◆ REQUIREMENTS
In the listing below, locate the lines that hold the string "cqpress". Copy those lines.

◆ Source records
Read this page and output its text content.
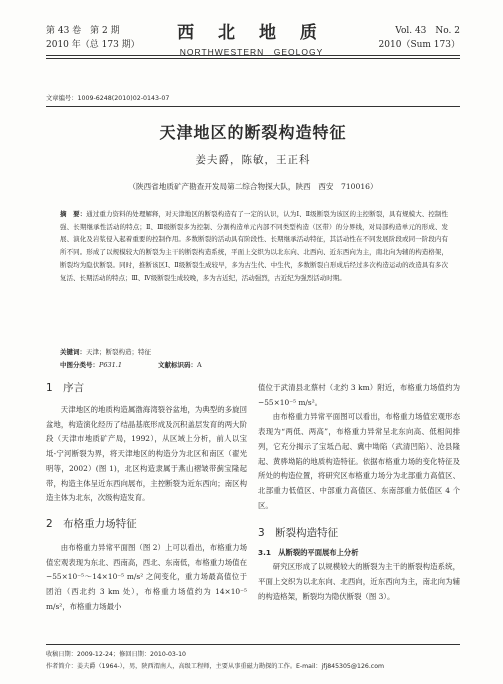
第 43 卷　第 2 期
2010 年（总 173 期）
西 北 地 质
NORTHWESTERN　GEOLOGY
Vol. 43　No. 2
2010（Sum 173）
文章编号：1009-6248(2010)02-0143-07
天津地区的断裂构造特征
姜夫爵，陈敏，王正科
（陕西省地质矿产勘查开发局第二综合物探大队，陕西　西安　710016）
摘　要：通过重力资料的处理解释，对天津地区的断裂构造有了一定的认识，认为Ⅰ、Ⅱ级断裂为该区的主控断裂，具有规模大、控制性强、长期继承性活动的特点；Ⅱ、Ⅲ级断裂多为控制、分割构造单元内部不同类型构造（区带）的分界线，对局部构造单元的形成、发展、演化及岩浆侵入起着重要的控制作用。多数断裂的活动具有阶段性、长期继承活动特征，其活动性在不同发展阶段或同一阶段内有所不同。形成了以规模较大的断裂为主干的断裂构造系统，平面上交织为以北东向、北西向、近东西向为主，南北向为辅的构造格架，断裂均为隐伏断裂。同时，推断该区Ⅰ、Ⅱ级断裂生成较早，多为古生代、中生代，多数断裂自形成后经过多次构造运动的改造具有多次复活、长期活动的特点；Ⅲ、Ⅳ级断裂生成较晚，多为古近纪，活动强烈，古近纪为强烈活动时期。
关键词：天津；断裂构造；特征
中图分类号：P631.1	文献标识码：A
1　序言

天津地区的地质构造属渤海湾裂谷盆地，为典型的多旋回盆地，构造演化经历了结晶基底形成及沉积盖层发育的两大阶段（天津市地质矿产局，1992），从区域上分析，前人以宝坻-宁河断裂为界，将天津地区的构造分为北区和南区（翟光明等，2002）(图 1)，北区构造隶属于燕山褶皱带蓟宝隆起带，构造主体呈近东西向展布，主控断裂为近东西向；南区构造主体为北东，次级构造发育。

2　布格重力场特征

由布格重力异常平面图（图 2）上可以看出，布格重力场值宏观表现为东北、西南高，西北、东南低，布格重力场值在 −55×10⁻⁵～14×10⁻⁵ m/s² 之间变化，重力场最高值位于团泊（西北约 3 km 处），布格重力场值约为 14×10⁻⁵ m/s²，布格重力场最小

值位于武清县北蔡村（北约 3 km）附近，布格重力场值约为 −55×10⁻⁵ m/s²。

由布格重力异常平面图可以看出，布格重力场值宏观形态表现为“两低、两高”，布格重力异常呈北东向高、低相间排列，它充分揭示了宝坻凸起、冀中坳陷（武清凹陷）、沧县隆起、黄骅坳陷的地质构造特征。依据布格重力场的变化特征及所处的构造位置，将研究区布格重力场分为北部重力高值区、北部重力低值区、中部重力高值区、东南部重力低值区 4 个区。

3　断裂构造特征
3.1　从断裂的平面展布上分析

研究区形成了以规模较大的断裂为主干的断裂构造系统，平面上交织为以北东向、北西向，近东西向为主，南北向为辅的构造格架，断裂均为隐伏断裂（图 3）。

收稿日期：2009-12-24；修回日期：2010-03-10
作者简介：姜夫爵（1964-），男，陕西渭南人，高级工程师，主要从事重磁力勘探的工作。E-mail：jfj845305@126.com
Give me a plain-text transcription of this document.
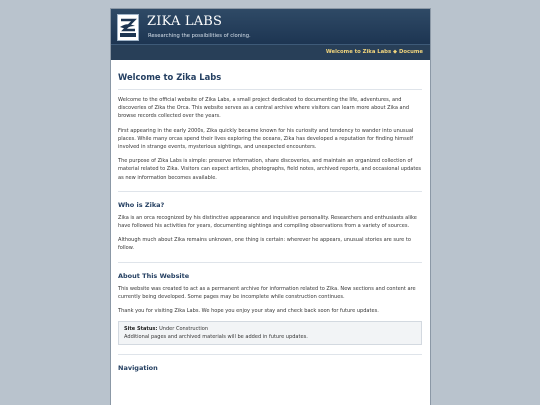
ZIKA LABS
Researching the possibilities of cloning.
Welcome to Zika Labs ◆ Docume
Welcome to Zika Labs

Welcome to the official website of Zika Labs, a small project dedicated to documenting the life, adventures, and discoveries of Zika the Orca. This website serves as a central archive where visitors can learn more about Zika and browse records collected over the years.

First appearing in the early 2000s, Zika quickly became known for his curiosity and tendency to wander into unusual places. While many orcas spend their lives exploring the oceans, Zika has developed a reputation for finding himself involved in strange events, mysterious sightings, and unexpected encounters.

The purpose of Zika Labs is simple: preserve information, share discoveries, and maintain an organized collection of material related to Zika. Visitors can expect articles, photographs, field notes, archived reports, and occasional updates as new information becomes available.

Who is Zika?

Zika is an orca recognized by his distinctive appearance and inquisitive personality. Researchers and enthusiasts alike have followed his activities for years, documenting sightings and compiling observations from a variety of sources.

Although much about Zika remains unknown, one thing is certain: wherever he appears, unusual stories are sure to follow.

About This Website

This website was created to act as a permanent archive for information related to Zika. New sections and content are currently being developed. Some pages may be incomplete while construction continues.

Thank you for visiting Zika Labs. We hope you enjoy your stay and check back soon for future updates.

Site Status: Under Construction
Additional pages and archived materials will be added in future updates.
Navigation
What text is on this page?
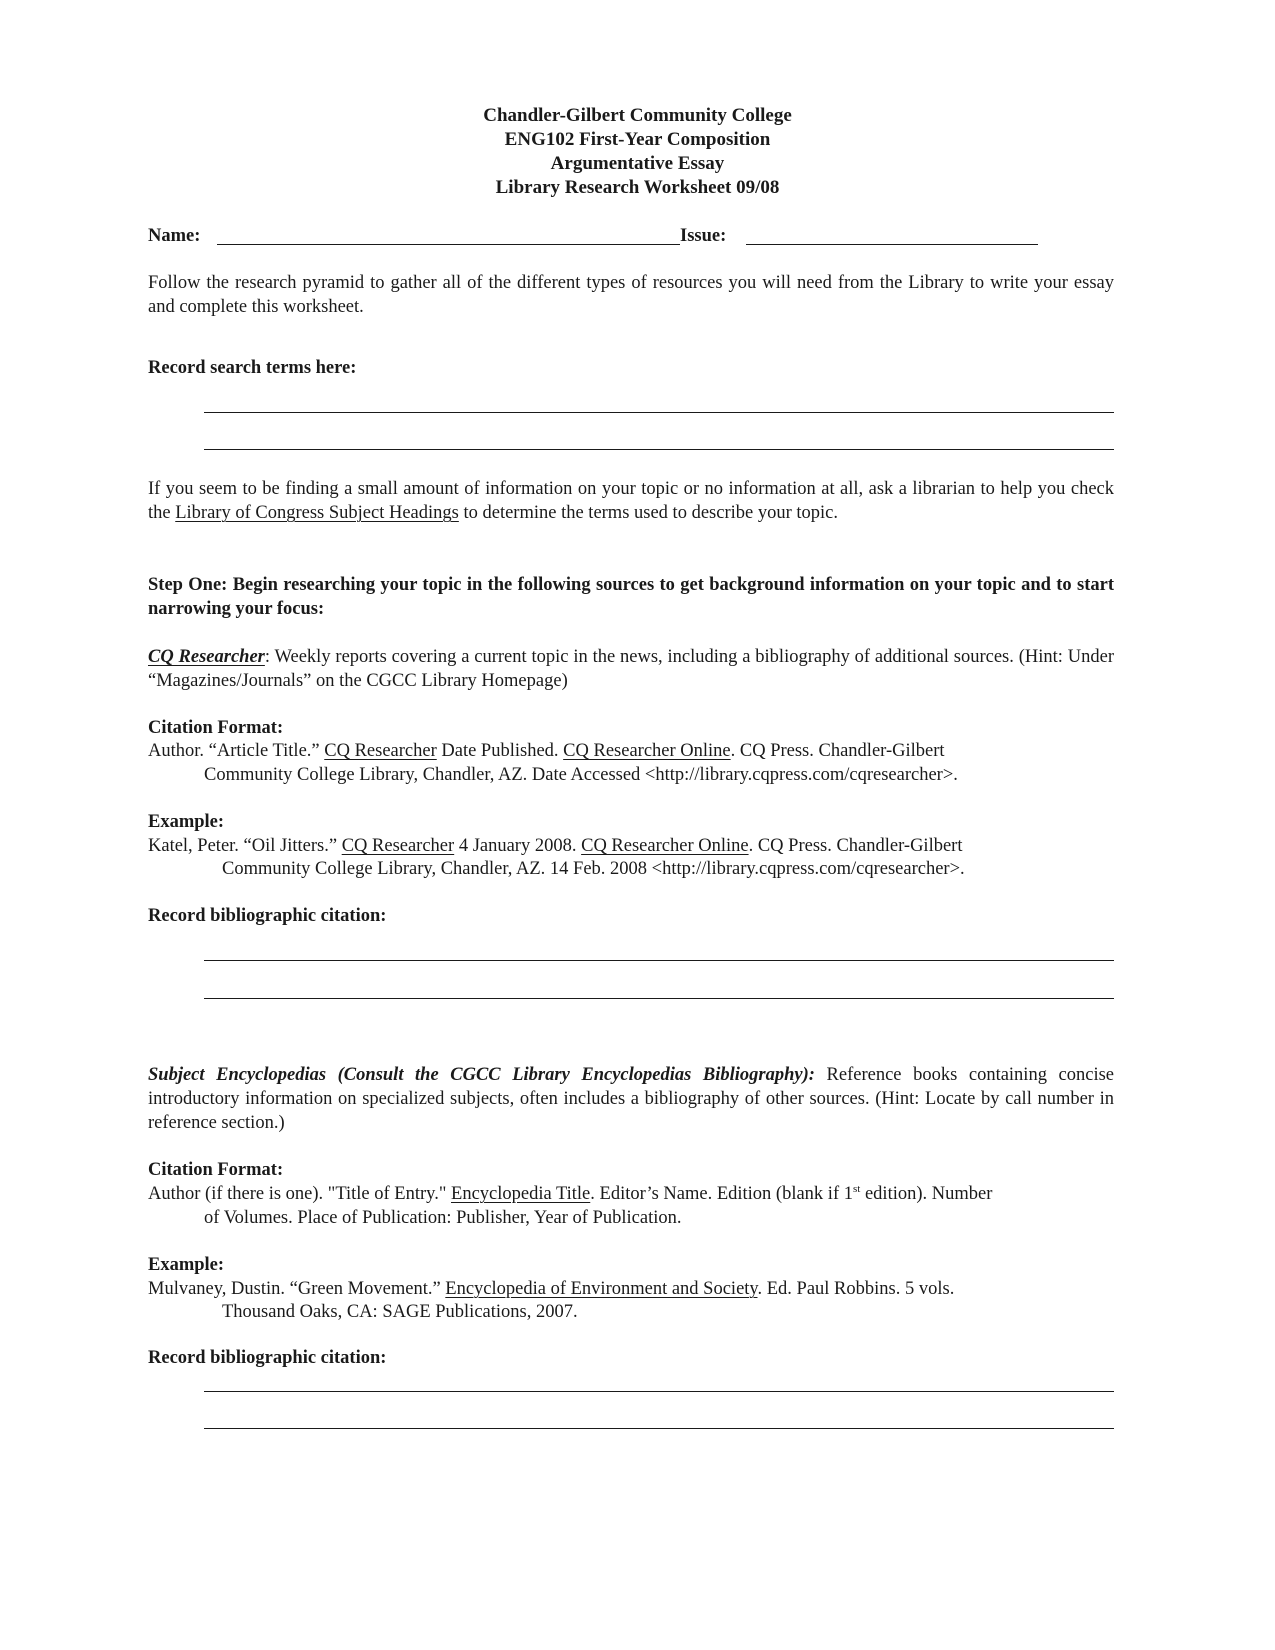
Chandler-Gilbert Community College
ENG102 First-Year Composition
Argumentative Essay
Library Research Worksheet 09/08
Name:	Issue:
Follow the research pyramid to gather all of the different types of resources you will need from the Library to write your essay and complete this worksheet.
Record search terms here:
If you seem to be finding a small amount of information on your topic or no information at all, ask a librarian to help you check the Library of Congress Subject Headings to determine the terms used to describe your topic.
Step One: Begin researching your topic in the following sources to get background information on your topic and to start narrowing your focus:
CQ Researcher: Weekly reports covering a current topic in the news, including a bibliography of additional sources. (Hint: Under “Magazines/Journals” on the CGCC Library Homepage)
Citation Format:
Author. “Article Title.” CQ Researcher Date Published. CQ Researcher Online. CQ Press. Chandler-Gilbert
Community College Library, Chandler, AZ. Date Accessed <http://library.cqpress.com/cqresearcher>.
Example:
Katel, Peter. “Oil Jitters.” CQ Researcher 4 January 2008. CQ Researcher Online. CQ Press. Chandler-Gilbert
Community College Library, Chandler, AZ. 14 Feb. 2008 <http://library.cqpress.com/cqresearcher>.
Record bibliographic citation:
Subject Encyclopedias (Consult the CGCC Library Encyclopedias Bibliography): Reference books containing concise introductory information on specialized subjects, often includes a bibliography of other sources. (Hint: Locate by call number in reference section.)
Citation Format:
Author (if there is one). "Title of Entry." Encyclopedia Title. Editor’s Name. Edition (blank if 1st edition). Number
of Volumes. Place of Publication: Publisher, Year of Publication.
Example:
Mulvaney, Dustin. “Green Movement.” Encyclopedia of Environment and Society. Ed. Paul Robbins. 5 vols.
Thousand Oaks, CA: SAGE Publications, 2007.
Record bibliographic citation:
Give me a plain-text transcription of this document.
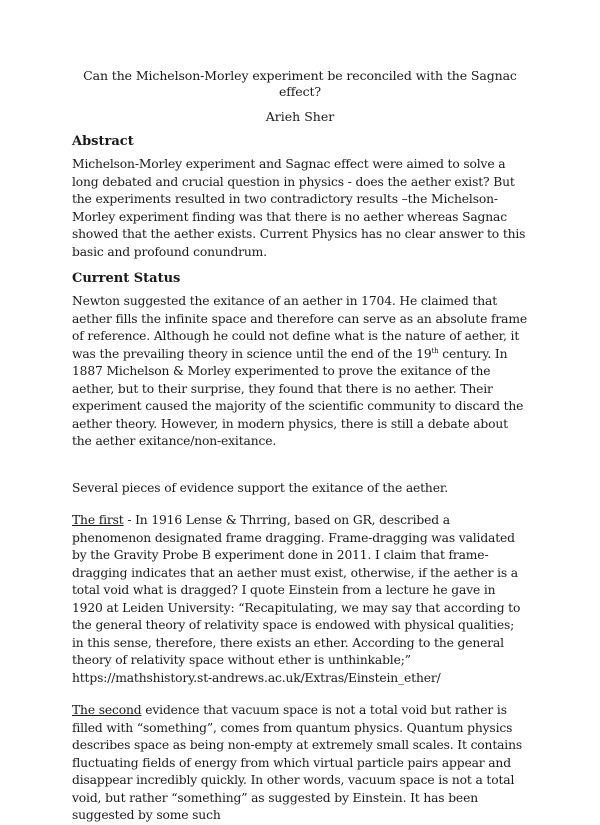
Can the Michelson-Morley experiment be reconciled with the Sagnac effect?
Arieh Sher
Abstract

Michelson-Morley experiment and Sagnac effect were aimed to solve a long debated and crucial question in physics - does the aether exist? But the experiments resulted in two contradictory results –the Michelson-Morley experiment finding was that there is no aether whereas Sagnac showed that the aether exists. Current Physics has no clear answer to this basic and profound conundrum.

Current Status

Newton suggested the exitance of an aether in 1704. He claimed that aether fills the infinite space and therefore can serve as an absolute frame of reference. Although he could not define what is the nature of aether, it was the prevailing theory in science until the end of the 19th century. In 1887 Michelson & Morley experimented to prove the exitance of the aether, but to their surprise, they found that there is no aether. Their experiment caused the majority of the scientific community to discard the aether theory. However, in modern physics, there is still a debate about the aether exitance/non-exitance.

Several pieces of evidence support the exitance of the aether.

The first - In 1916 Lense & Thrring, based on GR, described a phenomenon designated frame dragging. Frame-dragging was validated by the Gravity Probe B experiment done in 2011. I claim that frame-dragging indicates that an aether must exist, otherwise, if the aether is a total void what is dragged? I quote Einstein from a lecture he gave in 1920 at Leiden University: “Recapitulating, we may say that according to the general theory of relativity space is endowed with physical qualities; in this sense, therefore, there exists an ether. According to the general theory of relativity space without ether is unthinkable;” https://mathshistory.st-andrews.ac.uk/Extras/Einstein_ether/

The second evidence that vacuum space is not a total void but rather is filled with “something”, comes from quantum physics. Quantum physics describes space as being non-empty at extremely small scales. It contains fluctuating fields of energy from which virtual particle pairs appear and disappear incredibly quickly. In other words, vacuum space is not a total void, but rather “something” as suggested by Einstein. It has been suggested by some such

◆ EXPECTED ANSWER
Community College Library, Chandler, AZ. Date Accessed <http://library.cqpress.com/cqresearcher>.
Community College Library, Chandler, AZ. 14 Feb. 2008 <http://library.cqpress.com/cqresearcher>.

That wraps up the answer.